*Your instructions*. Find the string "Movement" in the entries and copy each line that has it.

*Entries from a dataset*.
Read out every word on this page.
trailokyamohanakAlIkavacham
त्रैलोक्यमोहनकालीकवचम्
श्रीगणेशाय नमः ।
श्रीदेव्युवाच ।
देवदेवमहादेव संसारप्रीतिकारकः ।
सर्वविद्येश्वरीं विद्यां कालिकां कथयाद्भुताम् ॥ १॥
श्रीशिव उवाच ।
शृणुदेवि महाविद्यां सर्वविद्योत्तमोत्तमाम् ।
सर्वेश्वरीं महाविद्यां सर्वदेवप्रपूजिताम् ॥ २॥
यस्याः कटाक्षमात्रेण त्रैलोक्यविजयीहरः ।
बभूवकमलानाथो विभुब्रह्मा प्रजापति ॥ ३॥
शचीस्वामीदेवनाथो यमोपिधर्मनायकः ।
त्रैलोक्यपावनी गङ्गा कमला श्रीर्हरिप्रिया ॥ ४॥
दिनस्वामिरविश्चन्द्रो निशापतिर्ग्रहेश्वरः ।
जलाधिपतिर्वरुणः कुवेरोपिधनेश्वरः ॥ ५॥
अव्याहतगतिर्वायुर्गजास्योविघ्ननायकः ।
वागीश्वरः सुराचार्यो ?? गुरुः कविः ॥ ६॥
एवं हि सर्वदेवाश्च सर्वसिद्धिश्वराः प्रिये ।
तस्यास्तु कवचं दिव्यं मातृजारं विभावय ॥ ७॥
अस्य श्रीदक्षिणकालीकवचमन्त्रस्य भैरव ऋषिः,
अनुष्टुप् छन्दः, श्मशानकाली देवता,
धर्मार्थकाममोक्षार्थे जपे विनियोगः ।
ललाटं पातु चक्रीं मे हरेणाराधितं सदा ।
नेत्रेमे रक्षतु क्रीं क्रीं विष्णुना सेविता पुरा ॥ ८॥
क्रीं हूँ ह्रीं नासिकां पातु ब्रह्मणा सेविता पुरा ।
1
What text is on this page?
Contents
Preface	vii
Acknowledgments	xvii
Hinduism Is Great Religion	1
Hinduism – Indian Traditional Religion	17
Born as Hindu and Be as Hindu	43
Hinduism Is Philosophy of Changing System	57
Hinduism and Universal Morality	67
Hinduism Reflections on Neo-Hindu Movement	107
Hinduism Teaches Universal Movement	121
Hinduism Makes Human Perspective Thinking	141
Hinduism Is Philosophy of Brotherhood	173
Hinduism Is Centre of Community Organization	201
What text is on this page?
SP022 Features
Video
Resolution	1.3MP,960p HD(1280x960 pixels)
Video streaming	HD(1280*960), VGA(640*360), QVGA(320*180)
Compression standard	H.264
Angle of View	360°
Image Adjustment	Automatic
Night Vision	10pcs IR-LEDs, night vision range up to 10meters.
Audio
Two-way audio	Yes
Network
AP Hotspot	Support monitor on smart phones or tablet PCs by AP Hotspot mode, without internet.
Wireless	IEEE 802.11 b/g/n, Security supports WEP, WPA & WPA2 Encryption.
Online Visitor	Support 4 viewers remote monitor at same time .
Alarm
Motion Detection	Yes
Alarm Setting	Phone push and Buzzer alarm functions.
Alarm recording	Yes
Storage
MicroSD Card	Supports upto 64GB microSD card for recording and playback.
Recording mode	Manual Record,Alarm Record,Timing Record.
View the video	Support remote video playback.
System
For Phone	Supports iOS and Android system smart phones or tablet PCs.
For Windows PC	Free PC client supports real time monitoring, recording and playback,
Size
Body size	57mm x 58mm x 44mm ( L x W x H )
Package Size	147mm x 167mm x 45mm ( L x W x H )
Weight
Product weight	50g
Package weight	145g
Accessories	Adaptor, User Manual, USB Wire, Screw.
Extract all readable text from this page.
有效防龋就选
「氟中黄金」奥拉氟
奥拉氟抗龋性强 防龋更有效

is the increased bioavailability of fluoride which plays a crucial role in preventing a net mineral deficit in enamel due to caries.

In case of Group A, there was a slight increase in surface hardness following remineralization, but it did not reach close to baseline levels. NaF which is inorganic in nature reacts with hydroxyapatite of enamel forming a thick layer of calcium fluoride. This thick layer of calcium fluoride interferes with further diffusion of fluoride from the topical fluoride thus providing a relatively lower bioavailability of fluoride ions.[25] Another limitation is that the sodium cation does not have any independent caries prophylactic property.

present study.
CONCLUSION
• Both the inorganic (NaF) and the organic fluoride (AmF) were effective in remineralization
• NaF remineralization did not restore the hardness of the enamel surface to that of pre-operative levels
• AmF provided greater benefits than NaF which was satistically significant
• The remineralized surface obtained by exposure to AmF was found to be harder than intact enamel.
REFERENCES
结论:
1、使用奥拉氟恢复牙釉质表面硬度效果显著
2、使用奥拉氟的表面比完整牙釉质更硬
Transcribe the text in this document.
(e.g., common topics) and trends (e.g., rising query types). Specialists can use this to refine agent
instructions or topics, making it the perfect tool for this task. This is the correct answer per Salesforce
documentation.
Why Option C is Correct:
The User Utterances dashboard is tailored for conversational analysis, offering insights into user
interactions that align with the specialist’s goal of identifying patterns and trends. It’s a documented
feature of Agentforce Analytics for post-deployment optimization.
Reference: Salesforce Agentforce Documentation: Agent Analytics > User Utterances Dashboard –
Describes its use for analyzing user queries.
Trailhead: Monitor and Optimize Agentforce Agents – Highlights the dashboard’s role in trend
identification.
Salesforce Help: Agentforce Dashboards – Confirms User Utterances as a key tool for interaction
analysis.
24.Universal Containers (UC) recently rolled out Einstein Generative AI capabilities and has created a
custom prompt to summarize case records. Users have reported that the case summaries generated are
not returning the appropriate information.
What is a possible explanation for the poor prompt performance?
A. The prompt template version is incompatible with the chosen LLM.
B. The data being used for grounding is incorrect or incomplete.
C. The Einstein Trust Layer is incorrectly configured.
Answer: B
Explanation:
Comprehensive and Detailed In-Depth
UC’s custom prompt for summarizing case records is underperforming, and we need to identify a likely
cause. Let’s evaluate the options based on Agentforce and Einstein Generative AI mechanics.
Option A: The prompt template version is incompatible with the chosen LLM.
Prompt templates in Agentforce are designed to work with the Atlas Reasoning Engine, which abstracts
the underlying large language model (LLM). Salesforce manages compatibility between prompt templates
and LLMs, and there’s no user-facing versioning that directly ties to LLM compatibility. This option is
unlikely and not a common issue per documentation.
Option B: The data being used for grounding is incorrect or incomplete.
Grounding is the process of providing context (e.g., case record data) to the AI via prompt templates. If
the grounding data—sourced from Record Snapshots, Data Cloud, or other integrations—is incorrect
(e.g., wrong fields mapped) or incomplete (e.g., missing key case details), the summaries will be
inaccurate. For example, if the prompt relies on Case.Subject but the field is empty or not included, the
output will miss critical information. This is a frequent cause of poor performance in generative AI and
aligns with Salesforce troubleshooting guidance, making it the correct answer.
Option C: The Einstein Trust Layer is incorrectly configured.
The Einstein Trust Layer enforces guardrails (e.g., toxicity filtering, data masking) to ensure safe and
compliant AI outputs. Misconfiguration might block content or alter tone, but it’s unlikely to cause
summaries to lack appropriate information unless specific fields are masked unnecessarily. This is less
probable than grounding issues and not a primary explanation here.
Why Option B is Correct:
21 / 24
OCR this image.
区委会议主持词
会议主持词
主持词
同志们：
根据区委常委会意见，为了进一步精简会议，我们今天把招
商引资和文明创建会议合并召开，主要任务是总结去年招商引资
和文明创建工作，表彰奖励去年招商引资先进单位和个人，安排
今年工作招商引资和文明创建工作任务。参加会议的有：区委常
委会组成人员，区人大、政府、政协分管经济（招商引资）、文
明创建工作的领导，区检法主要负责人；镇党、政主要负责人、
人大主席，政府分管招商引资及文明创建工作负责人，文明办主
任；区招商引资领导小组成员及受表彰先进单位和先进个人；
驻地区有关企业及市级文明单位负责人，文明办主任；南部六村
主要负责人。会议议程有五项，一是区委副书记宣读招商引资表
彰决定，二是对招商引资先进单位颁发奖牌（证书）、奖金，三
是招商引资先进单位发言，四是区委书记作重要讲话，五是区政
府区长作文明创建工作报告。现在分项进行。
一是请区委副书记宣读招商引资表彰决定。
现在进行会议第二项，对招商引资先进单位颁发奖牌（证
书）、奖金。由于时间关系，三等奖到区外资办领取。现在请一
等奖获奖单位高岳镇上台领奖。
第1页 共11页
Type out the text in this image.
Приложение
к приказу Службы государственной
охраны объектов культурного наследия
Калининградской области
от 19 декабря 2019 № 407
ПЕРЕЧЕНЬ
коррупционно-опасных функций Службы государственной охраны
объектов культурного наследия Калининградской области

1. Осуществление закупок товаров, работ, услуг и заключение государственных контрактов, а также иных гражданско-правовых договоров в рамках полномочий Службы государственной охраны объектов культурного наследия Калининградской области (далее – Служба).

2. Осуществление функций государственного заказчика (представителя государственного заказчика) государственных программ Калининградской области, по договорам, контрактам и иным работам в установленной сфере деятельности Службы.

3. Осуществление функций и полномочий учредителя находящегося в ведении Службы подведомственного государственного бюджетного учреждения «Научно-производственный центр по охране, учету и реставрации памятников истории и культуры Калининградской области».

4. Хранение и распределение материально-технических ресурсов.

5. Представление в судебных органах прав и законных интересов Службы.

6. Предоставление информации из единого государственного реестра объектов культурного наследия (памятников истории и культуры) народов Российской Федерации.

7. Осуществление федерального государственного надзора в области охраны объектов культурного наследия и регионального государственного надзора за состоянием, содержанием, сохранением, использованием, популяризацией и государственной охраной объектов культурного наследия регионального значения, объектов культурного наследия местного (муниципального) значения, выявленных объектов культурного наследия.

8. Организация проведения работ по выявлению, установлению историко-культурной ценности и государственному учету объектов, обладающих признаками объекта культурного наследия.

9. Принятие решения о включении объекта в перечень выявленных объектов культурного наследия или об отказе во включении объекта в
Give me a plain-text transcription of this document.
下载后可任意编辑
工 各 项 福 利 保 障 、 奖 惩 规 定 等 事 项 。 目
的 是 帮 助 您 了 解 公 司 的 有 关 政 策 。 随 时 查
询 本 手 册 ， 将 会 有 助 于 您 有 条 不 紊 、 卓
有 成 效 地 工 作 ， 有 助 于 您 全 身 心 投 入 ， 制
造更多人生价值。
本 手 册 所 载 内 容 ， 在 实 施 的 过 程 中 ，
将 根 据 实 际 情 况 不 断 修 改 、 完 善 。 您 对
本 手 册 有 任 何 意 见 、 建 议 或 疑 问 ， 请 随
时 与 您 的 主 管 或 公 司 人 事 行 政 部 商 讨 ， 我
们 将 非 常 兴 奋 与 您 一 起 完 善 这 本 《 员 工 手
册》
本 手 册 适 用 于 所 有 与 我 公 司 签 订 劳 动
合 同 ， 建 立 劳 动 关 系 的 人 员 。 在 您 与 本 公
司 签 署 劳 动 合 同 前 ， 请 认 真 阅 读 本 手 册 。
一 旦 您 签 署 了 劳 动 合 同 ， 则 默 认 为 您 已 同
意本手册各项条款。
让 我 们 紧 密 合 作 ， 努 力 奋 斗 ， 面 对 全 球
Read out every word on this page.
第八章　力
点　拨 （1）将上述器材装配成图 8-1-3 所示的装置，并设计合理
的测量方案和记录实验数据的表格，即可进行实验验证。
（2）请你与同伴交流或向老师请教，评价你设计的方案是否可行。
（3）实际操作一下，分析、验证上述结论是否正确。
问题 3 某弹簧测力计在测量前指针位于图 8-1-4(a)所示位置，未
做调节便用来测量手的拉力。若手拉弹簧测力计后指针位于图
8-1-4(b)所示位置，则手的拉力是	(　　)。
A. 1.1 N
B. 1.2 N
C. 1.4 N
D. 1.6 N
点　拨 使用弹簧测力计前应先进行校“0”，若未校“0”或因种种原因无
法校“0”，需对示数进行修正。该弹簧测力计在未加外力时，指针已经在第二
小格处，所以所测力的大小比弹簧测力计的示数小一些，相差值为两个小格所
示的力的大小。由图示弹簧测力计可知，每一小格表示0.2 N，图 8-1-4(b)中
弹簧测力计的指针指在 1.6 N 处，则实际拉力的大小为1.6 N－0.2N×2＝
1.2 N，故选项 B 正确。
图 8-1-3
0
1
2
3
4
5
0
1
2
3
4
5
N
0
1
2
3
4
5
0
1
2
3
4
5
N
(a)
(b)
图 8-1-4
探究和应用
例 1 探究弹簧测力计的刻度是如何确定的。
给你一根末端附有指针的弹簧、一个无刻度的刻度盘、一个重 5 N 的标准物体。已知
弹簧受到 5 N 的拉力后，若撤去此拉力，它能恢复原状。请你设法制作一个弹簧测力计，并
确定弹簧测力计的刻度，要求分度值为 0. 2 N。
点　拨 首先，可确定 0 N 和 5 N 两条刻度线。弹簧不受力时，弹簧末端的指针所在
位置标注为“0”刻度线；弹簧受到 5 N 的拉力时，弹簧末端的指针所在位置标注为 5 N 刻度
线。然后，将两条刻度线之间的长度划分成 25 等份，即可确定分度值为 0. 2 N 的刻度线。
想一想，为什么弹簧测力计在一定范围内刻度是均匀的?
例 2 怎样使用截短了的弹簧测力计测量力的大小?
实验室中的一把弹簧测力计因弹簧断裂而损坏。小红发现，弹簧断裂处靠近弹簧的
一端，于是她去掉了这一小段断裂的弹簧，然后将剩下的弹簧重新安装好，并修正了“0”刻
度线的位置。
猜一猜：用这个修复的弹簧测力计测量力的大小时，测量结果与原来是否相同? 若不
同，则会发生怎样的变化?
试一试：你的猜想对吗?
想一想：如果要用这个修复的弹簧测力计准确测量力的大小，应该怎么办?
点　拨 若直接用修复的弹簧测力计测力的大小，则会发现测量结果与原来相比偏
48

*Solution below*.
Hinduism Reflections on Neo-Hindu Movement	107
Hinduism Teaches Universal Movement	121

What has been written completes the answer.